Given instruction: Any picture among the records should be left out, please; retype the rest exactly.

Information supplied:
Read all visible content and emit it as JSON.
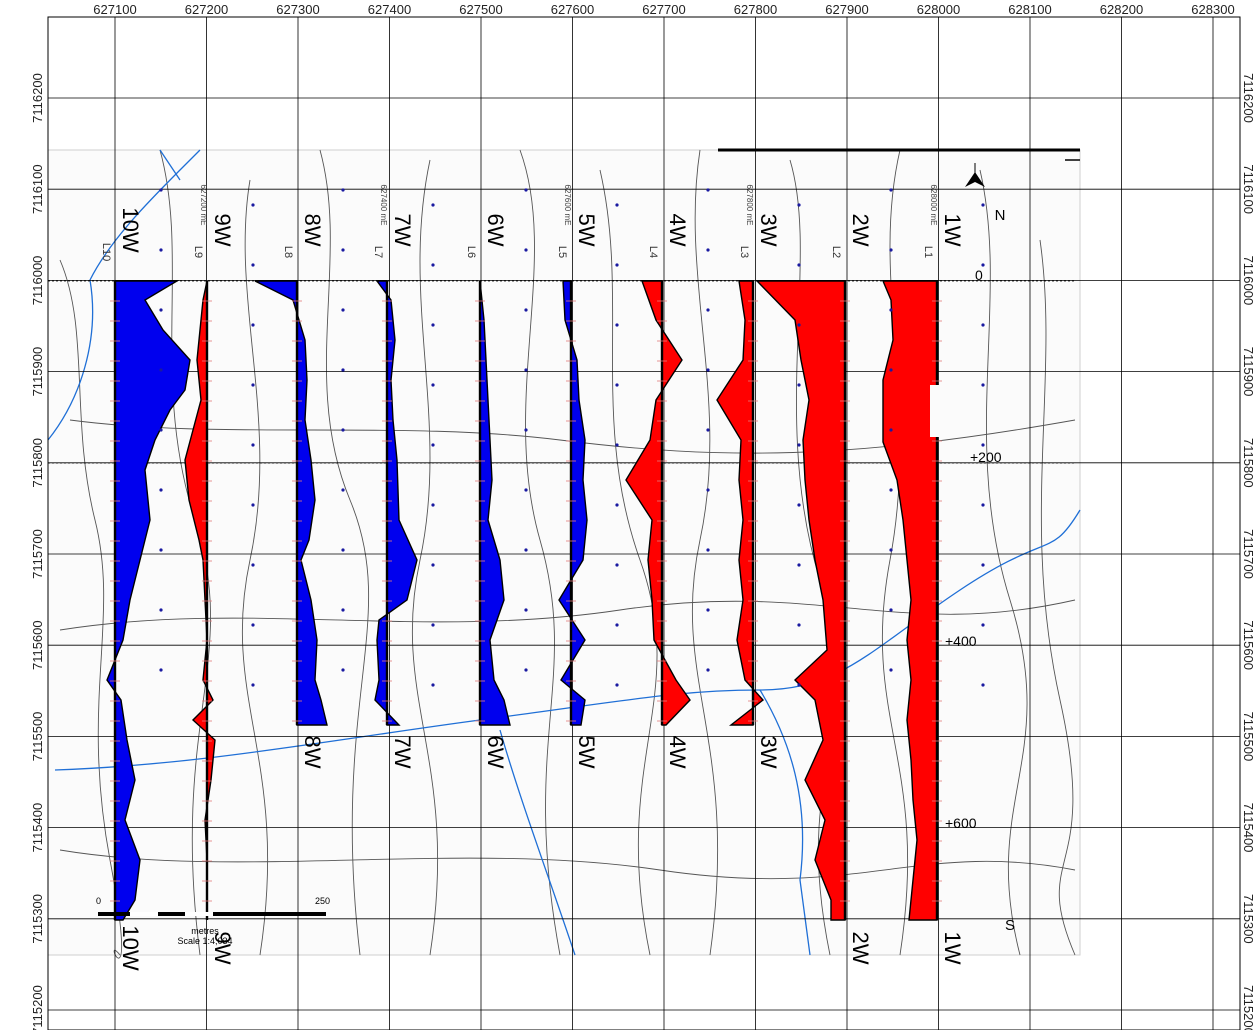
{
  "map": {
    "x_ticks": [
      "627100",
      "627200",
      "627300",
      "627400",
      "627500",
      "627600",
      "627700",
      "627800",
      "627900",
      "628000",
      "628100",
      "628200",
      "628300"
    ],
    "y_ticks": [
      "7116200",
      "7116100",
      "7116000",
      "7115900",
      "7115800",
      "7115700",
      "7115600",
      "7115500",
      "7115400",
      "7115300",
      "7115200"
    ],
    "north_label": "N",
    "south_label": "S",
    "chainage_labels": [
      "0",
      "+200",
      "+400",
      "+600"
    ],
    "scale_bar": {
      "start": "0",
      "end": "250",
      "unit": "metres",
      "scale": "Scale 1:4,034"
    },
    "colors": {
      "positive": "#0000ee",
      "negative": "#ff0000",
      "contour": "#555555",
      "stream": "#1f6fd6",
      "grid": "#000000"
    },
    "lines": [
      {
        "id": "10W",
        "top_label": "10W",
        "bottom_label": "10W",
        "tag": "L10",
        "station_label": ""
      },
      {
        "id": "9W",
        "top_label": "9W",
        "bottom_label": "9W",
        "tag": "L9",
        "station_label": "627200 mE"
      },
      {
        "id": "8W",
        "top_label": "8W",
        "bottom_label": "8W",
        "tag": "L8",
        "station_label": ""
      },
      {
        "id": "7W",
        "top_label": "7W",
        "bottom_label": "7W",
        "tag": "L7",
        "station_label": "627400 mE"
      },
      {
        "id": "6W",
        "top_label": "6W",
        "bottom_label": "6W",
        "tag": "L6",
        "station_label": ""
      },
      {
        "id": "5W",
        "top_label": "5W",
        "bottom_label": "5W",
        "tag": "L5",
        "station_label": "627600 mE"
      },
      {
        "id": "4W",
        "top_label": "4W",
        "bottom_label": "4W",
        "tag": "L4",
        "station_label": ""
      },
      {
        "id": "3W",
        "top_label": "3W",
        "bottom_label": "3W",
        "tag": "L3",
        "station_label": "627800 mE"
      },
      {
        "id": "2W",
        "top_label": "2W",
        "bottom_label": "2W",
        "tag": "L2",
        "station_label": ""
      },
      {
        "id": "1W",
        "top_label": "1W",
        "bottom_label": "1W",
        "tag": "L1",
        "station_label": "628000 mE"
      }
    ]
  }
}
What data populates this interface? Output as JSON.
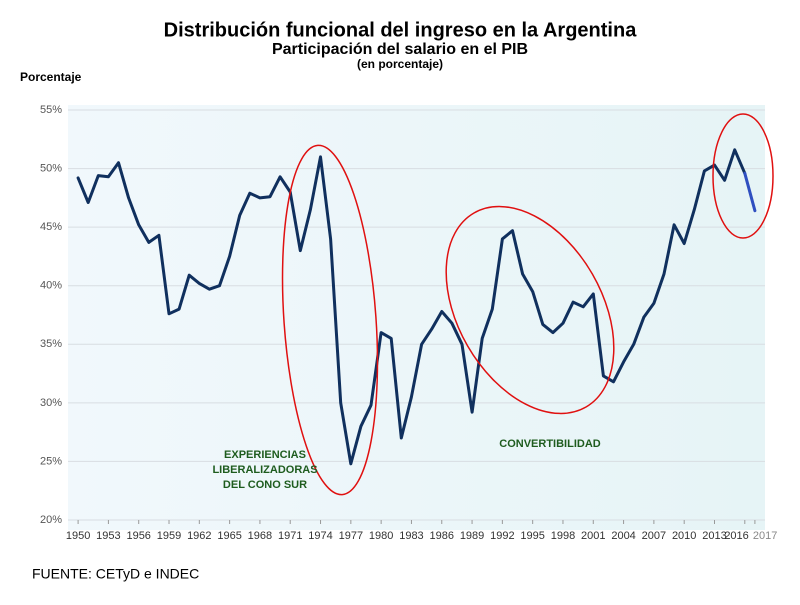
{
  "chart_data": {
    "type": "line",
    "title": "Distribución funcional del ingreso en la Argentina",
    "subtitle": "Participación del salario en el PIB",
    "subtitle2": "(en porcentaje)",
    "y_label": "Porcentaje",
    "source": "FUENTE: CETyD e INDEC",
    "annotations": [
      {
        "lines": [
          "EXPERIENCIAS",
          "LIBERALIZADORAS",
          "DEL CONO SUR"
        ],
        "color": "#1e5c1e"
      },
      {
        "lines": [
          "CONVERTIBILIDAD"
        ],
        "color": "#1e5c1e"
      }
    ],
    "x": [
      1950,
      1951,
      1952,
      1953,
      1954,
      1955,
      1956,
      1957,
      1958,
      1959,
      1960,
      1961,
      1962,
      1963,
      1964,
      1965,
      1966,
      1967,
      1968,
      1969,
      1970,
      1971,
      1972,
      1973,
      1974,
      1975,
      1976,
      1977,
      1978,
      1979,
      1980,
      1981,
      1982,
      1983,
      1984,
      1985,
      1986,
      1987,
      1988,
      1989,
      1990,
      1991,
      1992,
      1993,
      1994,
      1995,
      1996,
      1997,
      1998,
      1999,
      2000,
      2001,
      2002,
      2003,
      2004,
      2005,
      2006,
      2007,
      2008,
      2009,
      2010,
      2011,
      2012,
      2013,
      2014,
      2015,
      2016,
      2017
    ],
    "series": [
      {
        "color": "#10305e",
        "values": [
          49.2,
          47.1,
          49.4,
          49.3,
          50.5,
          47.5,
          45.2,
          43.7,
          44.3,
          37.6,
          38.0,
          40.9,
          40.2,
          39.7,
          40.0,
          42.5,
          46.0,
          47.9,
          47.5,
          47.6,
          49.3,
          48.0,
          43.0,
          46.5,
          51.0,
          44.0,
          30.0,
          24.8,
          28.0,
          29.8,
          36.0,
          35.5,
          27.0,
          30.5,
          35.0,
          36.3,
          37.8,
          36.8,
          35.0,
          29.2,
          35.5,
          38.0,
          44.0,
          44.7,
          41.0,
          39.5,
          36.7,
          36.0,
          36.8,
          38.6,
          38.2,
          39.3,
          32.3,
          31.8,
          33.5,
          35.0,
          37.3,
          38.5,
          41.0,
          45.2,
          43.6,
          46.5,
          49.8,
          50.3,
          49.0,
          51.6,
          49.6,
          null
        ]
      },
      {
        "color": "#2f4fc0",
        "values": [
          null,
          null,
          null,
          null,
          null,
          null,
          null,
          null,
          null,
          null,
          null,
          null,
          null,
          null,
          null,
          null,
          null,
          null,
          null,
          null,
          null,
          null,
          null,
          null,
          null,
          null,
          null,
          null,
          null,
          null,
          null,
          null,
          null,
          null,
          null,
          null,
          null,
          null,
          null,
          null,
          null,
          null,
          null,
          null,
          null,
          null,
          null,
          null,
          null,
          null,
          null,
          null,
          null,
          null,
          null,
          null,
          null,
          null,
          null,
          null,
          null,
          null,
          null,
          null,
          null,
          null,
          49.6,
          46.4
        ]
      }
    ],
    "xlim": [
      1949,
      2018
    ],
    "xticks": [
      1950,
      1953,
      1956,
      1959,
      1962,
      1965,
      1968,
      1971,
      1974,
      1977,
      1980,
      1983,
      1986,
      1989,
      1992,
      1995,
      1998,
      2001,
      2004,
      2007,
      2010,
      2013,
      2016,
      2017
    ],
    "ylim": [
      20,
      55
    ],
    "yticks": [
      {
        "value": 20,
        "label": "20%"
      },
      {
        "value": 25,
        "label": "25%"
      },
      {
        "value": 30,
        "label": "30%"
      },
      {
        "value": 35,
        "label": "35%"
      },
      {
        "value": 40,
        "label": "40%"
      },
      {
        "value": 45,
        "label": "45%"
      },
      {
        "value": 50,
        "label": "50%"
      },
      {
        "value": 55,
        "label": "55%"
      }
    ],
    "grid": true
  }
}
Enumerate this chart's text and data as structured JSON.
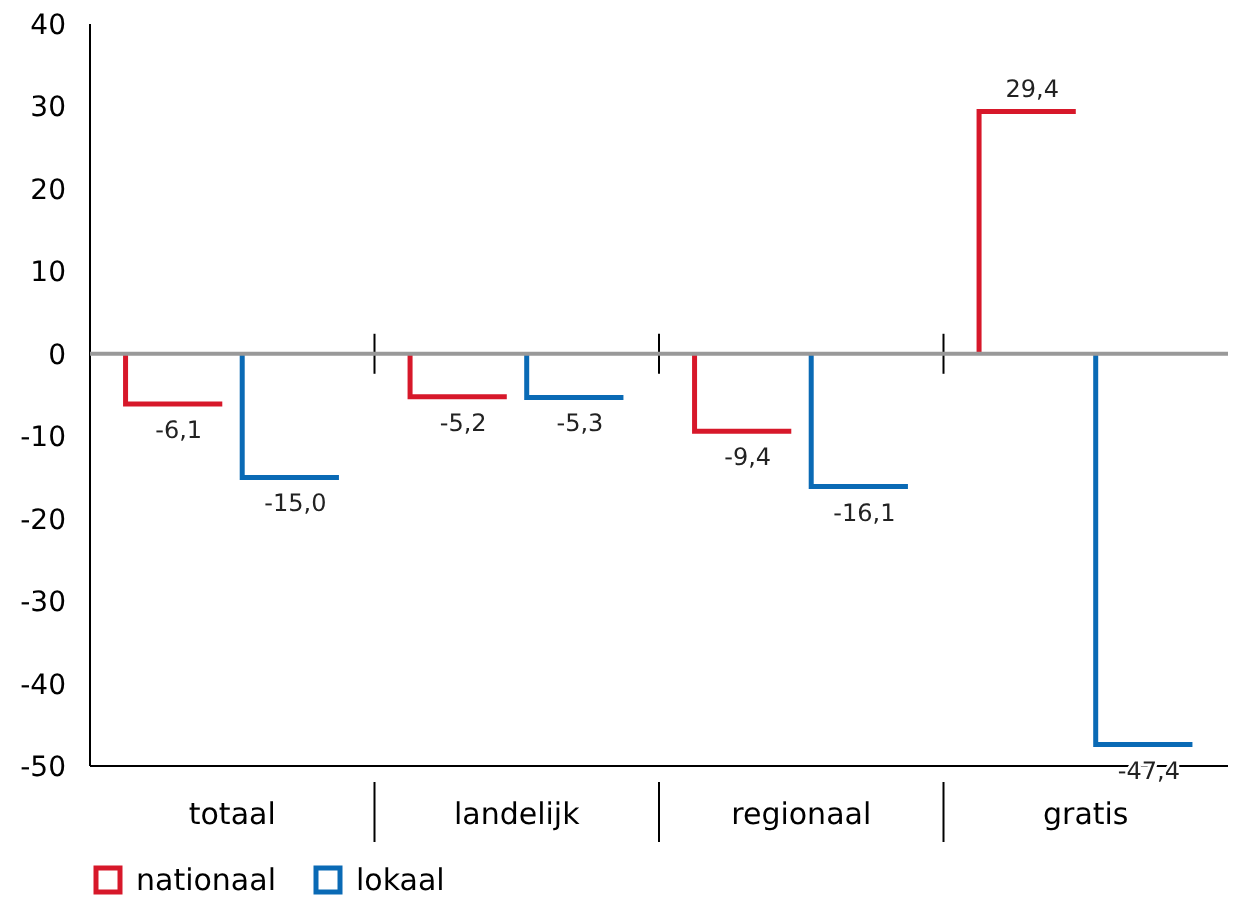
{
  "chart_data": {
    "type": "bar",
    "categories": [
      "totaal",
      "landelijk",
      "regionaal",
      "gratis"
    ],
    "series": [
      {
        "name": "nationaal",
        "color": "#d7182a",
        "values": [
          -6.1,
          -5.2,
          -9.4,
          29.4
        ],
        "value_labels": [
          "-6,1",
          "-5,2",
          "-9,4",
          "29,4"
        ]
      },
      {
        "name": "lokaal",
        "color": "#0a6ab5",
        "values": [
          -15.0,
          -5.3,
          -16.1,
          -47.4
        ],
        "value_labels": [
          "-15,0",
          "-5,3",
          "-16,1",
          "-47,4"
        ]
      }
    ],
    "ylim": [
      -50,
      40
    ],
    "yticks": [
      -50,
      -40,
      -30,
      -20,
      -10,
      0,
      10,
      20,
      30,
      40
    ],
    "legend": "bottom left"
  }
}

Finished answer:
Read all visible content and emit it as JSON.
{
  "map": {
    "x_ticks": [
      "627100",
      "627200",
      "627300",
      "627400",
      "627500",
      "627600",
      "627700",
      "627800",
      "627900",
      "628000",
      "628100",
      "628200",
      "628300"
    ],
    "y_ticks": [
      "7116200",
      "7116100",
      "7116000",
      "7115900",
      "7115800",
      "7115700",
      "7115600",
      "7115500",
      "7115400",
      "7115300",
      "7115200"
    ],
    "north_label": "N",
    "south_label": "S",
    "chainage_labels": [
      "0",
      "+200",
      "+400",
      "+600"
    ],
    "scale_bar": {
      "start": "0",
      "end": "250",
      "unit": "metres",
      "scale": "Scale 1:4,034"
    },
    "colors": {
      "positive": "#0000ee",
      "negative": "#ff0000",
      "contour": "#555555",
      "stream": "#1f6fd6",
      "grid": "#000000"
    },
    "lines": [
      {
        "id": "10W",
        "top_label": "10W",
        "bottom_label": "10W",
        "tag": "L10",
        "station_label": ""
      },
      {
        "id": "9W",
        "top_label": "9W",
        "bottom_label": "9W",
        "tag": "L9",
        "station_label": "627200 mE"
      },
      {
        "id": "8W",
        "top_label": "8W",
        "bottom_label": "8W",
        "tag": "L8",
        "station_label": ""
      },
      {
        "id": "7W",
        "top_label": "7W",
        "bottom_label": "7W",
        "tag": "L7",
        "station_label": "627400 mE"
      },
      {
        "id": "6W",
        "top_label": "6W",
        "bottom_label": "6W",
        "tag": "L6",
        "station_label": ""
      },
      {
        "id": "5W",
        "top_label": "5W",
        "bottom_label": "5W",
        "tag": "L5",
        "station_label": "627600 mE"
      },
      {
        "id": "4W",
        "top_label": "4W",
        "bottom_label": "4W",
        "tag": "L4",
        "station_label": ""
      },
      {
        "id": "3W",
        "top_label": "3W",
        "bottom_label": "3W",
        "tag": "L3",
        "station_label": "627800 mE"
      },
      {
        "id": "2W",
        "top_label": "2W",
        "bottom_label": "2W",
        "tag": "L2",
        "station_label": ""
      },
      {
        "id": "1W",
        "top_label": "1W",
        "bottom_label": "1W",
        "tag": "L1",
        "station_label": "628000 mE"
      }
    ]
  }
}
What data populates this interface? Output as JSON.
{
  "chart_data": {
    "type": "line",
    "title": "Distribución funcional del ingreso en la Argentina",
    "subtitle": "Participación del salario en el PIB",
    "subtitle2": "(en porcentaje)",
    "y_label": "Porcentaje",
    "source": "FUENTE: CETyD e INDEC",
    "annotations": [
      {
        "lines": [
          "EXPERIENCIAS",
          "LIBERALIZADORAS",
          "DEL CONO SUR"
        ],
        "color": "#1e5c1e"
      },
      {
        "lines": [
          "CONVERTIBILIDAD"
        ],
        "color": "#1e5c1e"
      }
    ],
    "x": [
      1950,
      1951,
      1952,
      1953,
      1954,
      1955,
      1956,
      1957,
      1958,
      1959,
      1960,
      1961,
      1962,
      1963,
      1964,
      1965,
      1966,
      1967,
      1968,
      1969,
      1970,
      1971,
      1972,
      1973,
      1974,
      1975,
      1976,
      1977,
      1978,
      1979,
      1980,
      1981,
      1982,
      1983,
      1984,
      1985,
      1986,
      1987,
      1988,
      1989,
      1990,
      1991,
      1992,
      1993,
      1994,
      1995,
      1996,
      1997,
      1998,
      1999,
      2000,
      2001,
      2002,
      2003,
      2004,
      2005,
      2006,
      2007,
      2008,
      2009,
      2010,
      2011,
      2012,
      2013,
      2014,
      2015,
      2016,
      2017
    ],
    "series": [
      {
        "color": "#10305e",
        "values": [
          49.2,
          47.1,
          49.4,
          49.3,
          50.5,
          47.5,
          45.2,
          43.7,
          44.3,
          37.6,
          38.0,
          40.9,
          40.2,
          39.7,
          40.0,
          42.5,
          46.0,
          47.9,
          47.5,
          47.6,
          49.3,
          48.0,
          43.0,
          46.5,
          51.0,
          44.0,
          30.0,
          24.8,
          28.0,
          29.8,
          36.0,
          35.5,
          27.0,
          30.5,
          35.0,
          36.3,
          37.8,
          36.8,
          35.0,
          29.2,
          35.5,
          38.0,
          44.0,
          44.7,
          41.0,
          39.5,
          36.7,
          36.0,
          36.8,
          38.6,
          38.2,
          39.3,
          32.3,
          31.8,
          33.5,
          35.0,
          37.3,
          38.5,
          41.0,
          45.2,
          43.6,
          46.5,
          49.8,
          50.3,
          49.0,
          51.6,
          49.6,
          null
        ]
      },
      {
        "color": "#2f4fc0",
        "values": [
          null,
          null,
          null,
          null,
          null,
          null,
          null,
          null,
          null,
          null,
          null,
          null,
          null,
          null,
          null,
          null,
          null,
          null,
          null,
          null,
          null,
          null,
          null,
          null,
          null,
          null,
          null,
          null,
          null,
          null,
          null,
          null,
          null,
          null,
          null,
          null,
          null,
          null,
          null,
          null,
          null,
          null,
          null,
          null,
          null,
          null,
          null,
          null,
          null,
          null,
          null,
          null,
          null,
          null,
          null,
          null,
          null,
          null,
          null,
          null,
          null,
          null,
          null,
          null,
          null,
          null,
          49.6,
          46.4
        ]
      }
    ],
    "xlim": [
      1949,
      2018
    ],
    "xticks": [
      1950,
      1953,
      1956,
      1959,
      1962,
      1965,
      1968,
      1971,
      1974,
      1977,
      1980,
      1983,
      1986,
      1989,
      1992,
      1995,
      1998,
      2001,
      2004,
      2007,
      2010,
      2013,
      2016,
      2017
    ],
    "ylim": [
      20,
      55
    ],
    "yticks": [
      {
        "value": 20,
        "label": "20%"
      },
      {
        "value": 25,
        "label": "25%"
      },
      {
        "value": 30,
        "label": "30%"
      },
      {
        "value": 35,
        "label": "35%"
      },
      {
        "value": 40,
        "label": "40%"
      },
      {
        "value": 45,
        "label": "45%"
      },
      {
        "value": 50,
        "label": "50%"
      },
      {
        "value": 55,
        "label": "55%"
      }
    ],
    "grid": true
  }
}
Enumerate this chart's text and data as structured JSON.
{
  "chart_data": {
    "type": "bar",
    "categories": [
      "totaal",
      "landelijk",
      "regionaal",
      "gratis"
    ],
    "series": [
      {
        "name": "nationaal",
        "color": "#d7182a",
        "values": [
          -6.1,
          -5.2,
          -9.4,
          29.4
        ],
        "value_labels": [
          "-6,1",
          "-5,2",
          "-9,4",
          "29,4"
        ]
      },
      {
        "name": "lokaal",
        "color": "#0a6ab5",
        "values": [
          -15.0,
          -5.3,
          -16.1,
          -47.4
        ],
        "value_labels": [
          "-15,0",
          "-5,3",
          "-16,1",
          "-47,4"
        ]
      }
    ],
    "ylim": [
      -50,
      40
    ],
    "yticks": [
      -50,
      -40,
      -30,
      -20,
      -10,
      0,
      10,
      20,
      30,
      40
    ],
    "legend": "bottom left"
  }
}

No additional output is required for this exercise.